Chris Rose writes about Ashley today and gets it pretty damn close for somebody who barely met the man. He writes about Ashley the way we all wrote about Ashley, and the way Chris writes about most topics...through the lens of his own personal sense of loss.

He identified himself. Turns out, he lived across the street from me. That pain in the ass Ashley Morris was my neighbor!

And it turns out I loved this guy; he gave my kids candy (and me a cigar) on Halloween, and he often invited me over to drink fresh Abita beer from the kegerator he kept plugged in on his porch.

I never accepted the invitation. I don't know why, really, other than I am generally anti-social. And I had no idea who he was.

What I loved most about this neighbor of mine was that he, like me, still has not taken down his Christmas lights. Our street shines prettier than most. That's such a New Orleans thing, the not taking down Christmas lights.

So Morris, now identified, invited me over for a beer and a smoke. "When I get back to town," he wrote to me in an e-mail dated March 29. And this time, I accepted.

Thing is, Ashley never made it back to town. He died April 2 in a hotel room.

I don't know the cause, but he was huge and he lived too large and laughed too loud and that kind of behavior can kill a man.

Exactly right. My last emails to Ashley are about plans we had, things we were going to do, "when I get back in town". And when he finally got back in town, it was by plane in a slate blue fabric-covered extra-large casket, which we later filled with cigars, drumsticks, Jameson, Abita Amber, Mardi Gras beads, a copy of Confederacy of Dunces, a muffaletta, and all the other trappings of a life cut too short which is hopefully being carried on joyfully on the Other Side, free of the bondage and weaknesses of mortal flesh and blood.

Thanks, Chris. We all needed that.

Posted to [ blogging | new orleans ] by ray at 12:41 PM | Permalink| Comments (1)

April 12, 2008

What Is Ashley Morris?

I'll have more details and links to photos of Ashleys' funeral later this weekend, but people have been asking me to post the eulogy that I read at the service this morning.

For those of you who haven't heard the original, it's a take on Kermit Ruffins's song "What Is New Orleans?"

------
(My most heartfelt apologies to Kermit Ruffins for what I’m about to do here.)

What is Ashley Morris?

What IS Ashley Morris?

- **SET TASK 1**: Copy out the lines of the records below, from the line containing "code-text: users = [: [66, 233, 153, 255]" down to the line containing "code-token: [: [169, 170, 178, 186]", both included.
The records have nothing to do with the blog post.

- **RECORDS FOR THIS EXERCISE**:
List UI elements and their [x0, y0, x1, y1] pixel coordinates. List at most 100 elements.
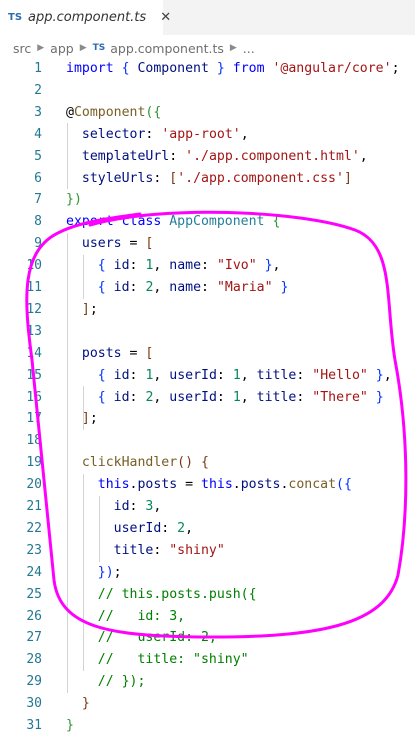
code-text: users = [: [66, 233, 153, 255]
code-line[interactable]: 25 // this.posts.push({: [0, 584, 415, 606]
code-text: import { Component } from '@angular/core…: [66, 58, 407, 80]
tab-app-component-ts[interactable]: TS app.component.ts ✕: [0, 0, 171, 35]
code-line[interactable]: 26 // id: 3,: [0, 606, 415, 628]
breadcrumb-item-app[interactable]: app: [50, 41, 74, 56]
code-token: 1: [232, 367, 241, 383]
code-line[interactable]: 29 // });: [0, 671, 415, 693]
code-token: {: [121, 61, 138, 76]
code-text: ];: [66, 299, 98, 321]
code-line[interactable]: 14 posts = [: [0, 343, 415, 365]
code-line[interactable]: 27 // userId: 2,: [0, 627, 415, 649]
code-line[interactable]: 21 id: 3,: [0, 496, 415, 518]
code-token: "shiny": [169, 542, 225, 558]
code-token: './app.component.html': [185, 148, 360, 164]
code-token: ,: [153, 389, 170, 405]
code-token: posts: [137, 477, 178, 493]
code-token: :: [129, 499, 146, 514]
code-token: :: [129, 280, 146, 295]
code-token: title: [256, 389, 297, 405]
code-token: =: [121, 236, 146, 252]
code-token: :: [216, 367, 233, 383]
code-token: // userId: 2,: [97, 630, 217, 646]
code-line[interactable]: 28 // title: "shiny": [0, 649, 415, 671]
code-token: [: [169, 170, 178, 186]
code-text: { id: 2, userId: 1, title: "There" }: [66, 387, 384, 409]
code-token: .: [232, 477, 241, 493]
code-token: id: [113, 258, 130, 274]
code-line[interactable]: 23 title: "shiny": [0, 540, 415, 562]
chevron-right-icon: ▶: [79, 43, 87, 53]
line-number: 23: [26, 542, 42, 558]
code-token: "There": [312, 389, 376, 405]
code-token: id: [113, 280, 130, 295]
code-line[interactable]: 5 templateUrl: './app.component.html',: [0, 146, 415, 168]
code-line[interactable]: 12 ];: [0, 299, 415, 321]
typescript-file-icon: TS: [92, 43, 106, 53]
close-icon[interactable]: ✕: [160, 10, 171, 25]
code-token: ,: [383, 367, 392, 383]
code-line[interactable]: 8 export class AppComponent {: [0, 211, 415, 233]
code-token: id: [113, 389, 130, 405]
code-token: @: [66, 104, 74, 120]
code-text: selector: 'app-root',: [66, 124, 249, 146]
code-token: :: [296, 367, 313, 383]
code-token: this: [201, 477, 233, 493]
code-token: styleUrls: [81, 170, 154, 186]
code-line[interactable]: 6 styleUrls: ['./app.component.css']: [0, 168, 415, 190]
line-number: 15: [26, 367, 42, 383]
code-token: // title: "shiny": [97, 652, 249, 668]
code-token: :: [129, 258, 146, 274]
code-line[interactable]: 30 }: [0, 693, 415, 715]
code-line[interactable]: 31}: [0, 715, 415, 737]
code-token: ,: [272, 258, 281, 274]
code-token: :: [296, 389, 313, 405]
code-token: './app.component.css': [177, 170, 344, 186]
breadcrumb-item-more[interactable]: ...: [243, 41, 255, 56]
line-number: 11: [26, 280, 42, 295]
code-token: ;: [391, 61, 408, 76]
code-text: ];: [66, 408, 98, 430]
code-line[interactable]: 20 this.posts = this.posts.concat({: [0, 474, 415, 496]
code-line[interactable]: 24 });: [0, 562, 415, 584]
code-text: });: [66, 562, 122, 584]
line-number: 10: [26, 258, 42, 274]
code-line[interactable]: 18: [0, 430, 415, 452]
code-text: // title: "shiny": [66, 649, 249, 671]
code-token: }): [97, 564, 114, 580]
code-token: }: [375, 367, 384, 383]
code-line[interactable]: 15 { id: 1, userId: 1, title: "Hello" },: [0, 365, 415, 387]
code-line[interactable]: 7}): [0, 189, 415, 211]
code-token: userId: [169, 389, 217, 405]
code-token: {: [97, 367, 114, 383]
line-number: 6: [34, 170, 42, 186]
code-line[interactable]: 2: [0, 80, 415, 102]
code-line[interactable]: 17 ];: [0, 408, 415, 430]
code-token: :: [153, 542, 170, 558]
code-line[interactable]: 11 { id: 2, name: "Maria" }: [0, 277, 415, 299]
code-token: }: [216, 61, 233, 76]
code-token: AppComponent: [169, 214, 273, 230]
code-text: styleUrls: ['./app.component.css']: [66, 168, 352, 190]
breadcrumb-item-src[interactable]: src: [13, 41, 31, 56]
breadcrumb-item-file[interactable]: app.component.ts: [110, 41, 224, 56]
code-token: ,: [240, 126, 249, 142]
code-line[interactable]: 1 import { Component } from '@angular/cor…: [0, 58, 415, 80]
code-line[interactable]: 3 @Component({: [0, 102, 415, 124]
code-line[interactable]: 19 clickHandler() {: [0, 452, 415, 474]
code-line[interactable]: 16 { id: 2, userId: 1, title: "There" }: [0, 387, 415, 409]
code-line[interactable]: 13: [0, 321, 415, 343]
code-line[interactable]: 4 selector: 'app-root',: [0, 124, 415, 146]
line-number: 27: [26, 630, 42, 646]
code-line[interactable]: 10 { id: 1, name: "Ivo" },: [0, 255, 415, 277]
code-token: // id: 3,: [97, 608, 186, 624]
line-number: 3: [34, 104, 42, 120]
code-line[interactable]: 9 users = [: [0, 233, 415, 255]
code-token: concat: [288, 477, 337, 493]
code-token: title: [113, 542, 154, 558]
code-line[interactable]: 22 userId: 2,: [0, 518, 415, 540]
code-token: name: [169, 280, 202, 295]
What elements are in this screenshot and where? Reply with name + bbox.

- **SET TASK 2**: Write the next part of the blog post about Ashley Morris, picking up right after its last line.

- **EXERCISE OUTPUT 1**:
code-text: users = [: [66, 233, 153, 255]
code-line[interactable]: 25 // this.posts.push({: [0, 584, 415, 606]
code-text: import { Component } from '@angular/core…: [66, 58, 407, 80]
tab-app-component-ts[interactable]: TS app.component.ts ✕: [0, 0, 171, 35]
code-line[interactable]: 26 // id: 3,: [0, 606, 415, 628]
breadcrumb-item-app[interactable]: app: [50, 41, 74, 56]
code-token: 1: [232, 367, 241, 383]
code-line[interactable]: 29 // });: [0, 671, 415, 693]
code-token: {: [121, 61, 138, 76]
code-text: ];: [66, 299, 98, 321]
code-line[interactable]: 14 posts = [: [0, 343, 415, 365]
code-line[interactable]: 27 // userId: 2,: [0, 627, 415, 649]
code-line[interactable]: 21 id: 3,: [0, 496, 415, 518]
code-token: "shiny": [169, 542, 225, 558]
code-token: './app.component.html': [185, 148, 360, 164]
code-token: ,: [153, 389, 170, 405]
code-token: posts: [137, 477, 178, 493]
code-token: :: [129, 499, 146, 514]
code-token: :: [129, 280, 146, 295]
code-token: title: [256, 389, 297, 405]
code-token: =: [121, 236, 146, 252]
code-token: :: [216, 367, 233, 383]
code-token: // userId: 2,: [97, 630, 217, 646]
code-line[interactable]: 28 // title: "shiny": [0, 649, 415, 671]
code-token: [: [169, 170, 178, 186]

- **EXERCISE OUTPUT 2**:
Ashley Morris is a fiery spirit who inspires and energizes anyone whose life he touches.

What is Ashley Morris?

Ashley Morris is a poet, a patriot, a teacher, scientist, comedian, cook, gadfly, bulldog and warrior.

What is Ashley Morris?

What IS Ashley Morris?

Ashley Morris is theology and geometry, never lacking in taste and decency even while strapped to Fortuna’s wheel, scribbling on the modern Big Chief pad he called his blog.

What is Ashley Morris?

Ashley Morris is the bass drum. Ashley Morris is the snare drum. Ashley Morris is the high hat. Ashley Morris is the tri-tom. And Ashley Morris never claps on 1 and 3 and hates anybody who does.

What is Ashley Morris?

Ashley Morris is smoked duck poor-boys from Crabby Jacks, shrimp poor-boys from Domilise’s, roast beef poor-boys with extra gravy from the Calhoun Superette, and any kinda poor-boy you wanna get on a lazy Sunday on a barstool with the afternoon sun shining in the window at the Parkway Bakery, y’all. What is Ashley Morris?

What IS Ashley Morris?

Ashley Morris is Krewe du Vieux. Ashley Morris is the Mystik Krewe of Pan. Ashley Morris is “Buy Us Back Chirac!” and “Bring Back Competent Corruption” and “The Cult of Lafcadio”.

Ashley Morris is at the top of Harry Shearer’s list of favorite mimes. (It’s a short list.)

What is Ashley Morris?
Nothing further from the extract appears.